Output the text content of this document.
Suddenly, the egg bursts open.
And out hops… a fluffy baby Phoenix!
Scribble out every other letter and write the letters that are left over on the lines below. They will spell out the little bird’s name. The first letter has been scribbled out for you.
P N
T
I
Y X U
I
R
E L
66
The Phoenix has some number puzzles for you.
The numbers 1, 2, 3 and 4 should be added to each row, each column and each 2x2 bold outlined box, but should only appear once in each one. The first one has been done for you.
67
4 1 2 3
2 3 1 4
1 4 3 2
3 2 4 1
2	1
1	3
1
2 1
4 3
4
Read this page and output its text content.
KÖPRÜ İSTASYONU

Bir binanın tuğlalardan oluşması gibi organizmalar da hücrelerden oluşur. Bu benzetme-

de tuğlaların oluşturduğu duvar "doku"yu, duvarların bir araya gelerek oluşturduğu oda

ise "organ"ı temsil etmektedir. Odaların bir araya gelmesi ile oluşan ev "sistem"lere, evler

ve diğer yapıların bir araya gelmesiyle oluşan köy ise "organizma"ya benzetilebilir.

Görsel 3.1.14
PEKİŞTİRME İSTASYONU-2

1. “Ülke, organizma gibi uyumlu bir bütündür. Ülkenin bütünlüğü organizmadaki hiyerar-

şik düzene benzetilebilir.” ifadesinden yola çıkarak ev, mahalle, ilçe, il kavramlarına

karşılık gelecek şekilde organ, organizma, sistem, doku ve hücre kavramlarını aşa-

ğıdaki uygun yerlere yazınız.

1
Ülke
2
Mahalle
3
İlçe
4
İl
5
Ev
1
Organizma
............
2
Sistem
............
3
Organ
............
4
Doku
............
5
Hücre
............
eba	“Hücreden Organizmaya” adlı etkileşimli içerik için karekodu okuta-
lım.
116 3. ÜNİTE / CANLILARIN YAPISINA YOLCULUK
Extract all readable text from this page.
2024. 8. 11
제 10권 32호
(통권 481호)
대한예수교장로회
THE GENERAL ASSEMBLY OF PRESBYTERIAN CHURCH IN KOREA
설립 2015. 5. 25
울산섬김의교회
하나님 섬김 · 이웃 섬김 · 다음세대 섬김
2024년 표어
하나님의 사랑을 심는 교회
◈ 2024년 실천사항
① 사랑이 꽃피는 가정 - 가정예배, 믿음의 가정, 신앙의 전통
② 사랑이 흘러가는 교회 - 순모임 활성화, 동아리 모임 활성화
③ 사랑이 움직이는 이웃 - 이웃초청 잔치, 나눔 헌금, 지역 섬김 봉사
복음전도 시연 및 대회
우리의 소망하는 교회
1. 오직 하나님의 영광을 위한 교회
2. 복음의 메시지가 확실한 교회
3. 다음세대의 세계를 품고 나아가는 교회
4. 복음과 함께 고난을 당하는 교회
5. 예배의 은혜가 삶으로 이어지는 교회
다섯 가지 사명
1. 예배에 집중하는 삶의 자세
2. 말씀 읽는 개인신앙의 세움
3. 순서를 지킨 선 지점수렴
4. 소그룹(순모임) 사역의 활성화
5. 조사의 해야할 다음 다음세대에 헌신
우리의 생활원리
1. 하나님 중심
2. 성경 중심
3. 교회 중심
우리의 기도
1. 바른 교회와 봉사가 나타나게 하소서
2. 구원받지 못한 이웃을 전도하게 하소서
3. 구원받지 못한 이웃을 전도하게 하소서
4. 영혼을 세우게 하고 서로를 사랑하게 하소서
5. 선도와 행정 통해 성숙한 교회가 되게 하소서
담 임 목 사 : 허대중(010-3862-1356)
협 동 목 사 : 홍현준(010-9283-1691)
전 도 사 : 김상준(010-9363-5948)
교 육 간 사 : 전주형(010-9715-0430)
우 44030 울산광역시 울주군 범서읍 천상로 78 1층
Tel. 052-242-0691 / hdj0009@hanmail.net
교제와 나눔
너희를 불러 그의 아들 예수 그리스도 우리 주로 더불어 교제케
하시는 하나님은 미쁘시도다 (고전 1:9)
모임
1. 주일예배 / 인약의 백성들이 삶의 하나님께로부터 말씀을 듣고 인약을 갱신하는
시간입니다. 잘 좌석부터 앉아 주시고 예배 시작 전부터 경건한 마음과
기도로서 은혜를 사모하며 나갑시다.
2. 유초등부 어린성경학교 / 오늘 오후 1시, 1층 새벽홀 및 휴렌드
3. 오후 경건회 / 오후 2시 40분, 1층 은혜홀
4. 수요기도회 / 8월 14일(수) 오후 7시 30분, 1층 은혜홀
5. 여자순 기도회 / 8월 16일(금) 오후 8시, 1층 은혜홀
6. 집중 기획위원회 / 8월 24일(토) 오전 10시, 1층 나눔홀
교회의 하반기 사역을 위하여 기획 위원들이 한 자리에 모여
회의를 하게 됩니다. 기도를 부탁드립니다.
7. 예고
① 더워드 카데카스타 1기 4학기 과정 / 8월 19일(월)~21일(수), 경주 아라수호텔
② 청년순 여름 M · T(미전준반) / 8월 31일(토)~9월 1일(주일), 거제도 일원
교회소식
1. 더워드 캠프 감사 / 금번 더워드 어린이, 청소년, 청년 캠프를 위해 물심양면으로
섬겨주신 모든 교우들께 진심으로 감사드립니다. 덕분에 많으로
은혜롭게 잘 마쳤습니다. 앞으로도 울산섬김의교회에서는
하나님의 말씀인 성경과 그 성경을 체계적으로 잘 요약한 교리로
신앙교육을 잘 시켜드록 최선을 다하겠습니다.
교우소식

__WORK REQUIRED__.
Transcribe the material exactly as it reads.

__TASK RESULT__.
Output the text content of this document.
Suddenly, the egg bursts open.
And out hops… a fluffy baby Phoenix!
Scribble out every other letter and write the letters that are left over on the lines below. They will spell out the little bird’s name. The first letter has been scribbled out for you.
P N
T
I
Y X U
I
R
E L
66
The Phoenix has some number puzzles for you.
The numbers 1, 2, 3 and 4 should be added to each row, each column and each 2x2 bold outlined box, but should only appear once in each one. The first one has been done for you.
67
4 1 2 3
2 3 1 4
1 4 3 2
3 2 4 1
2	1
1	3
1
2 1
4 3
4
Read this page and output its text content.
KÖPRÜ İSTASYONU

Bir binanın tuğlalardan oluşması gibi organizmalar da hücrelerden oluşur. Bu benzetme-

de tuğlaların oluşturduğu duvar "doku"yu, duvarların bir araya gelerek oluşturduğu oda

ise "organ"ı temsil etmektedir. Odaların bir araya gelmesi ile oluşan ev "sistem"lere, evler

ve diğer yapıların bir araya gelmesiyle oluşan köy ise "organizma"ya benzetilebilir.

Görsel 3.1.14
PEKİŞTİRME İSTASYONU-2

1. “Ülke, organizma gibi uyumlu bir bütündür. Ülkenin bütünlüğü organizmadaki hiyerar-

şik düzene benzetilebilir.” ifadesinden yola çıkarak ev, mahalle, ilçe, il kavramlarına

karşılık gelecek şekilde organ, organizma, sistem, doku ve hücre kavramlarını aşa-

ğıdaki uygun yerlere yazınız.

1
Ülke
2
Mahalle
3
İlçe
4
İl
5
Ev
1
Organizma
............
2
Sistem
............
3
Organ
............
4
Doku
............
5
Hücre
............
eba	“Hücreden Organizmaya” adlı etkileşimli içerik için karekodu okuta-
lım.
116 3. ÜNİTE / CANLILARIN YAPISINA YOLCULUK
Extract all readable text from this page.
2024. 8. 11
제 10권 32호
(통권 481호)
대한예수교장로회
THE GENERAL ASSEMBLY OF PRESBYTERIAN CHURCH IN KOREA
설립 2015. 5. 25
울산섬김의교회
하나님 섬김 · 이웃 섬김 · 다음세대 섬김
2024년 표어
하나님의 사랑을 심는 교회
◈ 2024년 실천사항
① 사랑이 꽃피는 가정 - 가정예배, 믿음의 가정, 신앙의 전통
② 사랑이 흘러가는 교회 - 순모임 활성화, 동아리 모임 활성화
③ 사랑이 움직이는 이웃 - 이웃초청 잔치, 나눔 헌금, 지역 섬김 봉사
복음전도 시연 및 대회
우리의 소망하는 교회
1. 오직 하나님의 영광을 위한 교회
2. 복음의 메시지가 확실한 교회
3. 다음세대의 세계를 품고 나아가는 교회
4. 복음과 함께 고난을 당하는 교회
5. 예배의 은혜가 삶으로 이어지는 교회
다섯 가지 사명
1. 예배에 집중하는 삶의 자세
2. 말씀 읽는 개인신앙의 세움
3. 순서를 지킨 선 지점수렴
4. 소그룹(순모임) 사역의 활성화
5. 조사의 해야할 다음 다음세대에 헌신
우리의 생활원리
1. 하나님 중심
2. 성경 중심
3. 교회 중심
우리의 기도
1. 바른 교회와 봉사가 나타나게 하소서
2. 구원받지 못한 이웃을 전도하게 하소서
3. 구원받지 못한 이웃을 전도하게 하소서
4. 영혼을 세우게 하고 서로를 사랑하게 하소서
5. 선도와 행정 통해 성숙한 교회가 되게 하소서
담 임 목 사 : 허대중(010-3862-1356)
협 동 목 사 : 홍현준(010-9283-1691)
전 도 사 : 김상준(010-9363-5948)
교 육 간 사 : 전주형(010-9715-0430)
우 44030 울산광역시 울주군 범서읍 천상로 78 1층
Tel. 052-242-0691 / hdj0009@hanmail.net
교제와 나눔
너희를 불러 그의 아들 예수 그리스도 우리 주로 더불어 교제케
하시는 하나님은 미쁘시도다 (고전 1:9)
모임
1. 주일예배 / 인약의 백성들이 삶의 하나님께로부터 말씀을 듣고 인약을 갱신하는
시간입니다. 잘 좌석부터 앉아 주시고 예배 시작 전부터 경건한 마음과
기도로서 은혜를 사모하며 나갑시다.
2. 유초등부 어린성경학교 / 오늘 오후 1시, 1층 새벽홀 및 휴렌드
3. 오후 경건회 / 오후 2시 40분, 1층 은혜홀
4. 수요기도회 / 8월 14일(수) 오후 7시 30분, 1층 은혜홀
5. 여자순 기도회 / 8월 16일(금) 오후 8시, 1층 은혜홀
6. 집중 기획위원회 / 8월 24일(토) 오전 10시, 1층 나눔홀
교회의 하반기 사역을 위하여 기획 위원들이 한 자리에 모여
회의를 하게 됩니다. 기도를 부탁드립니다.
7. 예고
① 더워드 카데카스타 1기 4학기 과정 / 8월 19일(월)~21일(수), 경주 아라수호텔
② 청년순 여름 M · T(미전준반) / 8월 31일(토)~9월 1일(주일), 거제도 일원
교회소식
1. 더워드 캠프 감사 / 금번 더워드 어린이, 청소년, 청년 캠프를 위해 물심양면으로
섬겨주신 모든 교우들께 진심으로 감사드립니다. 덕분에 많으로
은혜롭게 잘 마쳤습니다. 앞으로도 울산섬김의교회에서는
하나님의 말씀인 성경과 그 성경을 체계적으로 잘 요약한 교리로
신앙교육을 잘 시켜드록 최선을 다하겠습니다.
교우소식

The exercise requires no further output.